* Start SUPPLIED ENTRIES *

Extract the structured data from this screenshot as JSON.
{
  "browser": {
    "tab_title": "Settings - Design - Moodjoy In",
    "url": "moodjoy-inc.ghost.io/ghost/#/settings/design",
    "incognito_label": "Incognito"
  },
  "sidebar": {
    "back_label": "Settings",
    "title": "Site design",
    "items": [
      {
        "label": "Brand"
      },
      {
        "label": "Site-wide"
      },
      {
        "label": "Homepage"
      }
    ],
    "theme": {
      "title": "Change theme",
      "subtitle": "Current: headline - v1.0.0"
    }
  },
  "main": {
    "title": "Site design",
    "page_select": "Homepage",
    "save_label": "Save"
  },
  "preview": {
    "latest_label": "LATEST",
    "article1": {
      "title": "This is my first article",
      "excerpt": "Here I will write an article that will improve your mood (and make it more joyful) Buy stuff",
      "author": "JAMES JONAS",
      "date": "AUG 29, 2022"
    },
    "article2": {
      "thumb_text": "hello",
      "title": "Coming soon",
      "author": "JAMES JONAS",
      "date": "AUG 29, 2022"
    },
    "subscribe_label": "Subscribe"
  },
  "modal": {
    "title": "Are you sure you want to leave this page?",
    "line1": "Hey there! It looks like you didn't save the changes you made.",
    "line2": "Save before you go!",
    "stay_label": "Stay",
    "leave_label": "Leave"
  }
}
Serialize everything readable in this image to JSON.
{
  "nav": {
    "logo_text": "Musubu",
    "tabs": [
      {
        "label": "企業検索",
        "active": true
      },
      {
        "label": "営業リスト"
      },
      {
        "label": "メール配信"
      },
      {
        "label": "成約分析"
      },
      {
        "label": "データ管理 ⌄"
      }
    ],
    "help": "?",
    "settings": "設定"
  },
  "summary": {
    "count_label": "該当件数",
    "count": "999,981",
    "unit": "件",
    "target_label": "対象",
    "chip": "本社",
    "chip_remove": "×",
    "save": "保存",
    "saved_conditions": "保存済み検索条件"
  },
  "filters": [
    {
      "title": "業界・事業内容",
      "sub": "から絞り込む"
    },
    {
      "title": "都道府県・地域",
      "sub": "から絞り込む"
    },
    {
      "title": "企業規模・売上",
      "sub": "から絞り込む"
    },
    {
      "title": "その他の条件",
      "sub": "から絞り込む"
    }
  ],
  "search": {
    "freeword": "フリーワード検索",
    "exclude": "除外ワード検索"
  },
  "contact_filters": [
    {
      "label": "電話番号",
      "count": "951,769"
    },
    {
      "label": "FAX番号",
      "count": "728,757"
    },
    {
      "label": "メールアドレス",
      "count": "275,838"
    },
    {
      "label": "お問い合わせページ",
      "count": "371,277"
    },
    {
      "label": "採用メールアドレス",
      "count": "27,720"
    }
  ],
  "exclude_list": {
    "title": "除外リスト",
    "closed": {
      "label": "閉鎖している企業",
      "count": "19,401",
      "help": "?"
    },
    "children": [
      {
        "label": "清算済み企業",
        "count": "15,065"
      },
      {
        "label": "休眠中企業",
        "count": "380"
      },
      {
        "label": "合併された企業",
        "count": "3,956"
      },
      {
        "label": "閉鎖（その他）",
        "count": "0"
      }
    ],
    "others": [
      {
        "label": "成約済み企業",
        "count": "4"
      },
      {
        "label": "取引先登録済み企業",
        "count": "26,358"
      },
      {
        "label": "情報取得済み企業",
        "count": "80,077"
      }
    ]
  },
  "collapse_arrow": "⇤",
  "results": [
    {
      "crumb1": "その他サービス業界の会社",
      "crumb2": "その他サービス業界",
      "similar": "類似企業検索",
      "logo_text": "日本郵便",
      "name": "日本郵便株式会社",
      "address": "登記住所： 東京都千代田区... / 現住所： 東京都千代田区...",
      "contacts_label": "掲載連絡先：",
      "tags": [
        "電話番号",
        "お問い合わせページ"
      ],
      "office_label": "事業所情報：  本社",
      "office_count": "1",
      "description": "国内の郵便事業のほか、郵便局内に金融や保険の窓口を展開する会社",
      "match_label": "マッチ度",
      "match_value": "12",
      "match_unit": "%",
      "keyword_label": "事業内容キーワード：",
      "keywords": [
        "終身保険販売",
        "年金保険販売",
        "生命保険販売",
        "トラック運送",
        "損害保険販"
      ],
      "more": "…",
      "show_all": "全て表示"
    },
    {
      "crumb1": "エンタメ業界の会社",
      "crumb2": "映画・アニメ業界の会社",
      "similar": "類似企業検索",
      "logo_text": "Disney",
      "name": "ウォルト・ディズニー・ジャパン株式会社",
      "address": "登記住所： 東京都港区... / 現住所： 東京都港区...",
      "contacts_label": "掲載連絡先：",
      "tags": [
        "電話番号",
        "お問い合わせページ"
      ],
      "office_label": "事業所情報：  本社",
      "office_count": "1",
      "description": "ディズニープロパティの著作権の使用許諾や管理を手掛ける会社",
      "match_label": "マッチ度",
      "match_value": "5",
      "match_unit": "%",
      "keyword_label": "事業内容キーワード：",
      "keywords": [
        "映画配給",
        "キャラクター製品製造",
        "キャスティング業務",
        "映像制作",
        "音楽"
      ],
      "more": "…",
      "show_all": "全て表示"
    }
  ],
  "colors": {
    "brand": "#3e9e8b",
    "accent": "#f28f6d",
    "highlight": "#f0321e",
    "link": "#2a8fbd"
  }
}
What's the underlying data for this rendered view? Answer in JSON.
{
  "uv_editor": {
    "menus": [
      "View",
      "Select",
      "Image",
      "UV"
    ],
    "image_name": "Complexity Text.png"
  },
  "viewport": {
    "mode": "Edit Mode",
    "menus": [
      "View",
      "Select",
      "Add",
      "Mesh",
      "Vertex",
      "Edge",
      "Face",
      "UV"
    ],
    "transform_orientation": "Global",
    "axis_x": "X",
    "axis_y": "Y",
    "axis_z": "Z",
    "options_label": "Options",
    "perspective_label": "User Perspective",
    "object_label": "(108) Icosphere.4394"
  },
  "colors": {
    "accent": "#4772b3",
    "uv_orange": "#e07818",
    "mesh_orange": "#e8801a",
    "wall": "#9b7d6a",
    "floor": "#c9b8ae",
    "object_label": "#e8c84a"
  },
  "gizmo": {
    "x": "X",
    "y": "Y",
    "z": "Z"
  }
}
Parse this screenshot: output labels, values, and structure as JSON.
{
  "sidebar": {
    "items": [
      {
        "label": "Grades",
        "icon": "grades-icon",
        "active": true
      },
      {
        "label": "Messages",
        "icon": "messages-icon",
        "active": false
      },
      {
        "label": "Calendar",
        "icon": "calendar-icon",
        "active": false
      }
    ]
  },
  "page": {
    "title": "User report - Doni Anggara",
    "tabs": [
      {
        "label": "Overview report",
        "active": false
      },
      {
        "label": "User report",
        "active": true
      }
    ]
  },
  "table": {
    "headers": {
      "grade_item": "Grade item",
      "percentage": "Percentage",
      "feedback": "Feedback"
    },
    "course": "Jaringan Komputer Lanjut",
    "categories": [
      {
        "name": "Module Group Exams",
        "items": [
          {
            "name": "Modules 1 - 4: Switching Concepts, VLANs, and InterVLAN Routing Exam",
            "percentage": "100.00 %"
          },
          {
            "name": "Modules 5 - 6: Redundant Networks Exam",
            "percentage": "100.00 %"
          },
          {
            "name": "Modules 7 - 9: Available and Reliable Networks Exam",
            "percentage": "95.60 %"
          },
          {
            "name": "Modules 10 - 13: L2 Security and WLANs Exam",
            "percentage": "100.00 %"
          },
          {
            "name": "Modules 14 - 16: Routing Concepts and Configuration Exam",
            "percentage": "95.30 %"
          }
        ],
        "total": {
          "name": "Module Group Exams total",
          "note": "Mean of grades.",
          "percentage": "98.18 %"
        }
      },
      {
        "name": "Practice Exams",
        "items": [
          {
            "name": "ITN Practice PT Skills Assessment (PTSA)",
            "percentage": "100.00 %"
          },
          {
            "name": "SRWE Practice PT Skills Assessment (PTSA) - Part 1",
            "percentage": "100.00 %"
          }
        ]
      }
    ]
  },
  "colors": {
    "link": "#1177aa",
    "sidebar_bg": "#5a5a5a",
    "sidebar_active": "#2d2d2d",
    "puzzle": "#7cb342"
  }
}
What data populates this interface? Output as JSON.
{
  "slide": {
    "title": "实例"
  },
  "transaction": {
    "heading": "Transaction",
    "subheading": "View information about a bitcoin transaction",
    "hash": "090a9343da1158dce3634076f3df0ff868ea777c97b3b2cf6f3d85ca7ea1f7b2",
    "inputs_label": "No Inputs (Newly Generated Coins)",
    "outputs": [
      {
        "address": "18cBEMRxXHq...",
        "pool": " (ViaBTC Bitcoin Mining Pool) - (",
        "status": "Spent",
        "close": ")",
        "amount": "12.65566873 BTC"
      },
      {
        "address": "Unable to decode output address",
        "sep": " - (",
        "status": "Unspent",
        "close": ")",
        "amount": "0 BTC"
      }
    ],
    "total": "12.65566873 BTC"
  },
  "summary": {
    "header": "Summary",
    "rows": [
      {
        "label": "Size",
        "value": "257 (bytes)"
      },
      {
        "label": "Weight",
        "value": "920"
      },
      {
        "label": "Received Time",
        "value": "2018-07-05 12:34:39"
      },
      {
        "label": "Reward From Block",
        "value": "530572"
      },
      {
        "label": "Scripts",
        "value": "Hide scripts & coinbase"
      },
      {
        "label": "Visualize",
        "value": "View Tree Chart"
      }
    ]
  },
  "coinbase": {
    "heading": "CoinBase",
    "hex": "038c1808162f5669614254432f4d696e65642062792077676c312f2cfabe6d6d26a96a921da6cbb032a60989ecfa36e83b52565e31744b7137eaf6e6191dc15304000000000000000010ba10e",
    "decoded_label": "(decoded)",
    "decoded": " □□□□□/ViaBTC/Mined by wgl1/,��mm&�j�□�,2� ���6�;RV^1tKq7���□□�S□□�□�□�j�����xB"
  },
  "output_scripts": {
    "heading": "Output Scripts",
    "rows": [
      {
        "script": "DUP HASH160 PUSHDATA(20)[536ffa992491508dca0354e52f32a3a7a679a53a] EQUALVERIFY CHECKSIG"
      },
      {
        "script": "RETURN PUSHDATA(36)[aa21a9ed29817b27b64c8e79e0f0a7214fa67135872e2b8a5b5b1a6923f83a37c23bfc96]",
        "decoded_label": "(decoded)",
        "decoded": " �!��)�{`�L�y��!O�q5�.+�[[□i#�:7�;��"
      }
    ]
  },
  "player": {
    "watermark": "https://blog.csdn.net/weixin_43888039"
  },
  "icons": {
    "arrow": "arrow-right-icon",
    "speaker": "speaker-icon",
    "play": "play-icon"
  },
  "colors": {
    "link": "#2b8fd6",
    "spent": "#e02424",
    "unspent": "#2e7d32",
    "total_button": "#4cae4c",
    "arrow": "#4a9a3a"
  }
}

* End SUPPLIED ENTRIES *

TASK TO COMPLETE =
Give the number of lines in the listing above that contain "User", and nothing else.

OUTPUT FOR THIS TASK =
3